Could you copy down the items below verbatim, but omit the pictures from your copy?

====

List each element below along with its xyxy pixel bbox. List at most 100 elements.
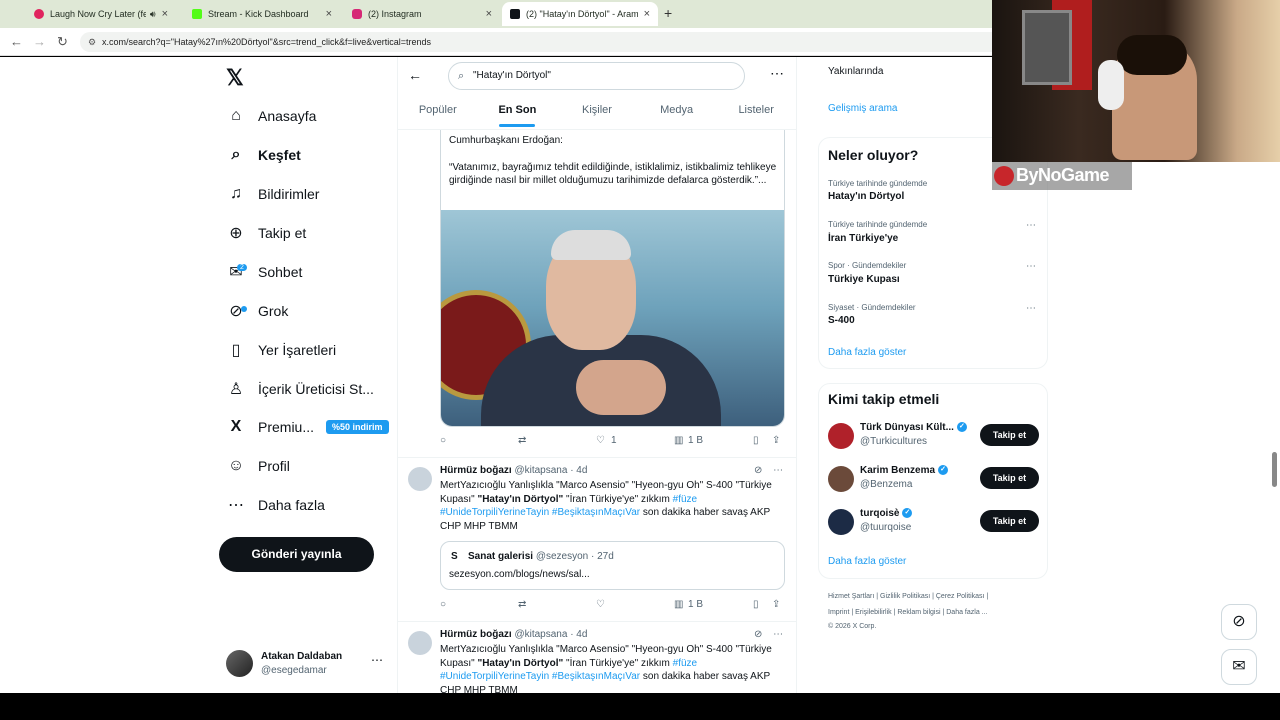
hashtag[interactable]: #BeşiktaşınMaçıVar <box>552 507 640 518</box>
author-name[interactable]: Hürmüz boğazı <box>440 465 512 476</box>
hashtag[interactable]: #UnideTorpiliYerineTayin <box>440 507 549 518</box>
bookmark-icon[interactable]: ▯ <box>753 435 759 446</box>
nav-creator-studio[interactable]: ♙ İçerik Üreticisi St... <box>226 374 374 404</box>
new-tab-icon[interactable]: + <box>664 5 672 21</box>
close-tab-icon[interactable]: × <box>644 8 650 20</box>
like-icon[interactable]: ♡ <box>596 599 605 610</box>
reply-icon[interactable]: ○ <box>440 435 446 446</box>
trend-topic[interactable]: Türkiye Kupası <box>828 274 900 285</box>
more-icon[interactable]: ⋯ <box>1026 303 1036 314</box>
more-icon[interactable]: ⋯ <box>1026 261 1036 272</box>
footer-links[interactable]: Imprint | Erişilebilirlik | Reklam bilgi… <box>828 609 988 616</box>
messages-float-button[interactable]: ✉ <box>1221 649 1257 685</box>
more-icon[interactable]: ⋯ <box>773 465 783 476</box>
grok-icon[interactable]: ⊘ <box>754 629 762 640</box>
trend-topic[interactable]: Hatay'ın Dörtyol <box>828 191 904 202</box>
tab-title: (2) "Hatay'ın Dörtyol" - Arama / <box>526 9 638 19</box>
share-icon[interactable]: ⇪ <box>772 435 780 446</box>
close-tab-icon[interactable]: × <box>162 8 168 20</box>
more-options-icon[interactable]: ⋯ <box>770 65 784 82</box>
author-handle[interactable]: @kitapsana <box>514 465 567 476</box>
reply-icon[interactable]: ○ <box>440 599 446 610</box>
post-time[interactable]: · 4d <box>570 465 587 476</box>
quoted-post-card[interactable]: S Sanat galerisi @sezesyon · 27d sezesyo… <box>440 541 785 590</box>
back-icon[interactable]: ← <box>10 34 23 49</box>
advanced-search-link[interactable]: Gelişmiş arama <box>828 103 897 114</box>
like-count: 1 <box>611 435 617 446</box>
nav-explore[interactable]: ⌕ Keşfet <box>226 140 301 170</box>
site-info-icon[interactable]: ⚙ <box>88 32 96 52</box>
follow-button[interactable]: Takip et <box>980 424 1039 446</box>
nav-profile[interactable]: ☺ Profil <box>226 451 290 481</box>
browser-tab-2[interactable]: Stream - Kick Dashboard × <box>184 2 340 26</box>
grok-float-button[interactable]: ⊘ <box>1221 604 1257 640</box>
nav-home[interactable]: ⌂ Anasayfa <box>226 101 316 131</box>
nav-label: Daha fazla <box>258 497 325 513</box>
forward-icon[interactable]: → <box>33 34 46 49</box>
show-more-suggestions-link[interactable]: Daha fazla göster <box>828 556 906 567</box>
back-arrow-icon[interactable]: ← <box>408 67 422 83</box>
location-option[interactable]: Yakınlarında <box>828 66 883 77</box>
post[interactable]: Hürmüz boğazı @kitapsana · 4d ⊘ ⋯ MertYa… <box>398 629 796 693</box>
repost-icon[interactable]: ⇄ <box>518 599 526 610</box>
browser-tab-4[interactable]: (2) "Hatay'ın Dörtyol" - Arama / × <box>502 2 658 26</box>
views-icon[interactable]: ▥ <box>674 599 683 610</box>
nav-follow[interactable]: ⊕ Takip et <box>226 218 306 248</box>
show-more-trends-link[interactable]: Daha fazla göster <box>828 347 906 358</box>
hashtag[interactable]: #UnideTorpiliYerineTayin <box>440 671 549 682</box>
trend-topic[interactable]: İran Türkiye'ye <box>828 233 898 244</box>
nav-chat[interactable]: ✉ 2 Sohbet <box>226 257 302 287</box>
nav-notifications[interactable]: ♫ Bildirimler <box>226 179 319 209</box>
share-icon[interactable]: ⇪ <box>772 599 780 610</box>
author-handle[interactable]: @kitapsana <box>514 629 567 640</box>
nav-bookmarks[interactable]: ▯ Yer İşaretleri <box>226 335 336 365</box>
post-button[interactable]: Gönderi yayınla <box>219 537 374 572</box>
tab-popular[interactable]: Popüler <box>398 97 478 129</box>
nav-grok[interactable]: ⊘ Grok <box>226 296 288 326</box>
tab-latest[interactable]: En Son <box>478 97 558 129</box>
nav-more[interactable]: ⋯ Daha fazla <box>226 490 325 520</box>
nav-premium[interactable]: X Premiu... %50 indirim <box>226 412 389 442</box>
hashtag[interactable]: #BeşiktaşınMaçıVar <box>552 671 640 682</box>
search-icon: ⌕ <box>458 70 465 82</box>
more-icon[interactable]: ⋯ <box>773 629 783 640</box>
follow-button[interactable]: Takip et <box>980 467 1039 489</box>
like-icon[interactable]: ♡ <box>596 435 605 446</box>
account-switcher[interactable]: Atakan Daldaban @esegedamar ⋯ <box>226 647 391 681</box>
card-link[interactable]: sezesyon.com/blogs/news/sal... <box>449 569 590 580</box>
grok-icon[interactable]: ⊘ <box>754 465 762 476</box>
tab-title: Stream - Kick Dashboard <box>208 9 309 19</box>
more-icon[interactable]: ⋯ <box>371 653 383 667</box>
post-time[interactable]: · 4d <box>570 629 587 640</box>
repost-icon[interactable]: ⇄ <box>518 435 526 446</box>
reload-icon[interactable]: ↻ <box>57 34 68 50</box>
follow-suggestion[interactable]: Türk Dünyası Kült... ✓ @Turkicultures Tak… <box>828 420 1040 452</box>
tab-lists[interactable]: Listeler <box>716 97 796 129</box>
tab-media[interactable]: Medya <box>637 97 717 129</box>
hashtag[interactable]: #füze <box>673 658 697 669</box>
tab-people[interactable]: Kişiler <box>557 97 637 129</box>
post-text-highlight: "Hatay'ın Dörtyol" <box>477 657 564 669</box>
views-icon[interactable]: ▥ <box>674 435 683 446</box>
search-input[interactable]: ⌕ "Hatay'ın Dörtyol" <box>448 62 745 90</box>
scrollbar[interactable] <box>1272 452 1277 487</box>
more-icon[interactable]: ⋯ <box>1026 220 1036 231</box>
hashtag[interactable]: #füze <box>673 494 697 505</box>
browser-tab-1[interactable]: Laugh Now Cry Later (feat. 🔊︎ × <box>26 2 176 26</box>
post-photo[interactable] <box>441 210 784 426</box>
quoted-post[interactable]: Cumhurbaşkanı Erdoğan: “Vatanımız, bayra… <box>440 130 785 427</box>
follow-suggestion[interactable]: Karim Benzema ✓ @Benzema Takip et <box>828 463 1040 495</box>
browser-tab-3[interactable]: (2) Instagram × <box>344 2 500 26</box>
close-tab-icon[interactable]: × <box>486 8 492 20</box>
follow-button[interactable]: Takip et <box>980 510 1039 532</box>
suggestion-handle: @Turkicultures <box>860 436 928 447</box>
avatar[interactable] <box>408 631 432 655</box>
footer-links[interactable]: Hizmet Şartları | Gizlilik Politikası | … <box>828 593 988 600</box>
follow-suggestion[interactable]: turqoisè ✓ @tuurqoise Takip et <box>828 506 1040 538</box>
trend-topic[interactable]: S-400 <box>828 315 855 326</box>
x-logo-icon[interactable]: 𝕏 <box>226 65 244 91</box>
close-tab-icon[interactable]: × <box>326 8 332 20</box>
author-name[interactable]: Hürmüz boğazı <box>440 629 512 640</box>
bookmark-icon[interactable]: ▯ <box>753 599 759 610</box>
avatar[interactable] <box>408 467 432 491</box>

====

▶ Solution for this exercise
List each element below along with its xyxy pixel bbox. List at most 100 elements.
hashtag[interactable]: #BeşiktaşınMaçıVar <box>552 507 640 518</box>
author-name[interactable]: Hürmüz boğazı <box>440 465 512 476</box>
hashtag[interactable]: #UnideTorpiliYerineTayin <box>440 507 549 518</box>
bookmark-icon[interactable]: ▯ <box>753 435 759 446</box>
nav-creator-studio[interactable]: ♙ İçerik Üreticisi St... <box>226 374 374 404</box>
new-tab-icon[interactable]: + <box>664 5 672 21</box>
close-tab-icon[interactable]: × <box>644 8 650 20</box>
like-icon[interactable]: ♡ <box>596 599 605 610</box>
reply-icon[interactable]: ○ <box>440 435 446 446</box>
trend-topic[interactable]: Türkiye Kupası <box>828 274 900 285</box>
more-icon[interactable]: ⋯ <box>1026 303 1036 314</box>
more-icon[interactable]: ⋯ <box>1026 261 1036 272</box>
footer-links[interactable]: Imprint | Erişilebilirlik | Reklam bilgi… <box>828 609 988 616</box>
messages-float-button[interactable]: ✉ <box>1221 649 1257 685</box>
more-icon[interactable]: ⋯ <box>773 465 783 476</box>
grok-icon[interactable]: ⊘ <box>754 629 762 640</box>
trend-topic[interactable]: Hatay'ın Dörtyol <box>828 191 904 202</box>
tab-title: (2) "Hatay'ın Dörtyol" - Arama / <box>526 9 638 19</box>
share-icon[interactable]: ⇪ <box>772 435 780 446</box>
close-tab-icon[interactable]: × <box>162 8 168 20</box>
more-options-icon[interactable]: ⋯ <box>770 65 784 82</box>
author-handle[interactable]: @kitapsana <box>514 465 567 476</box>
reply-icon[interactable]: ○ <box>440 599 446 610</box>
post-time[interactable]: · 4d <box>570 465 587 476</box>
quoted-post-card[interactable]: S Sanat galerisi @sezesyon · 27d sezesyo… <box>440 541 785 590</box>
back-icon[interactable]: ← <box>10 34 23 49</box>
advanced-search-link[interactable]: Gelişmiş arama <box>828 103 897 114</box>
like-count: 1 <box>611 435 617 446</box>
nav-explore[interactable]: ⌕ Keşfet <box>226 140 301 170</box>
site-info-icon[interactable]: ⚙ <box>88 32 96 52</box>
follow-button[interactable]: Takip et <box>980 424 1039 446</box>
nav-profile[interactable]: ☺ Profil <box>226 451 290 481</box>
browser-tab-2[interactable]: Stream - Kick Dashboard × <box>184 2 340 26</box>
grok-float-button[interactable]: ⊘ <box>1221 604 1257 640</box>
nav-home[interactable]: ⌂ Anasayfa <box>226 101 316 131</box>
nav-label: Daha fazla <box>258 497 325 513</box>
forward-icon[interactable]: → <box>33 34 46 49</box>
show-more-suggestions-link[interactable]: Daha fazla göster <box>828 556 906 567</box>
back-arrow-icon[interactable]: ← <box>408 67 422 83</box>
location-option[interactable]: Yakınlarında <box>828 66 883 77</box>
post[interactable]: Hürmüz boğazı @kitapsana · 4d ⊘ ⋯ MertYa… <box>398 629 796 693</box>
repost-icon[interactable]: ⇄ <box>518 599 526 610</box>
browser-tab-4[interactable]: (2) "Hatay'ın Dörtyol" - Arama / × <box>502 2 658 26</box>
views-icon[interactable]: ▥ <box>674 599 683 610</box>
nav-follow[interactable]: ⊕ Takip et <box>226 218 306 248</box>
show-more-trends-link[interactable]: Daha fazla göster <box>828 347 906 358</box>
hashtag[interactable]: #UnideTorpiliYerineTayin <box>440 671 549 682</box>
trend-topic[interactable]: İran Türkiye'ye <box>828 233 898 244</box>
nav-chat[interactable]: ✉ 2 Sohbet <box>226 257 302 287</box>
nav-notifications[interactable]: ♫ Bildirimler <box>226 179 319 209</box>
share-icon[interactable]: ⇪ <box>772 599 780 610</box>
author-handle[interactable]: @kitapsana <box>514 629 567 640</box>
nav-bookmarks[interactable]: ▯ Yer İşaretleri <box>226 335 336 365</box>
post-button[interactable]: Gönderi yayınla <box>219 537 374 572</box>
tab-popular[interactable]: Popüler <box>398 97 478 129</box>
nav-grok[interactable]: ⊘ Grok <box>226 296 288 326</box>
tab-latest[interactable]: En Son <box>478 97 558 129</box>
nav-more[interactable]: ⋯ Daha fazla <box>226 490 325 520</box>
nav-premium[interactable]: X Premiu... %50 indirim <box>226 412 389 442</box>
hashtag[interactable]: #BeşiktaşınMaçıVar <box>552 671 640 682</box>
search-icon: ⌕ <box>458 70 465 82</box>
more-icon[interactable]: ⋯ <box>773 629 783 640</box>
follow-button[interactable]: Takip et <box>980 467 1039 489</box>
like-icon[interactable]: ♡ <box>596 435 605 446</box>
account-switcher[interactable]: Atakan Daldaban @esegedamar ⋯ <box>226 647 391 681</box>
card-link[interactable]: sezesyon.com/blogs/news/sal... <box>449 569 590 580</box>
grok-icon[interactable]: ⊘ <box>754 465 762 476</box>
tab-title: Stream - Kick Dashboard <box>208 9 309 19</box>
more-icon[interactable]: ⋯ <box>371 653 383 667</box>
post-time[interactable]: · 4d <box>570 629 587 640</box>
repost-icon[interactable]: ⇄ <box>518 435 526 446</box>
reload-icon[interactable]: ↻ <box>57 34 68 50</box>
follow-suggestion[interactable]: Türk Dünyası Kült... ✓ @Turkicultures Tak… <box>828 420 1040 452</box>
tab-lists[interactable]: Listeler <box>716 97 796 129</box>
tab-media[interactable]: Medya <box>637 97 717 129</box>
hashtag[interactable]: #füze <box>673 658 697 669</box>
tab-people[interactable]: Kişiler <box>557 97 637 129</box>
post-text-highlight: "Hatay'ın Dörtyol" <box>477 657 564 669</box>
views-icon[interactable]: ▥ <box>674 435 683 446</box>
search-input[interactable]: ⌕ "Hatay'ın Dörtyol" <box>448 62 745 90</box>
scrollbar[interactable] <box>1272 452 1277 487</box>
more-icon[interactable]: ⋯ <box>1026 220 1036 231</box>
hashtag[interactable]: #füze <box>673 494 697 505</box>
browser-tab-1[interactable]: Laugh Now Cry Later (feat. 🔊︎ × <box>26 2 176 26</box>
post-photo[interactable] <box>441 210 784 426</box>
quoted-post[interactable]: Cumhurbaşkanı Erdoğan: “Vatanımız, bayra… <box>440 130 785 427</box>
follow-suggestion[interactable]: Karim Benzema ✓ @Benzema Takip et <box>828 463 1040 495</box>
browser-tab-3[interactable]: (2) Instagram × <box>344 2 500 26</box>
close-tab-icon[interactable]: × <box>486 8 492 20</box>
follow-button[interactable]: Takip et <box>980 510 1039 532</box>
suggestion-handle: @Turkicultures <box>860 436 928 447</box>
avatar[interactable] <box>408 631 432 655</box>
footer-links[interactable]: Hizmet Şartları | Gizlilik Politikası | … <box>828 593 988 600</box>
follow-suggestion[interactable]: turqoisè ✓ @tuurqoise Takip et <box>828 506 1040 538</box>
trend-topic[interactable]: S-400 <box>828 315 855 326</box>
x-logo-icon[interactable]: 𝕏 <box>226 65 244 91</box>
close-tab-icon[interactable]: × <box>326 8 332 20</box>
author-name[interactable]: Hürmüz boğazı <box>440 629 512 640</box>
bookmark-icon[interactable]: ▯ <box>753 599 759 610</box>
avatar[interactable] <box>408 467 432 491</box>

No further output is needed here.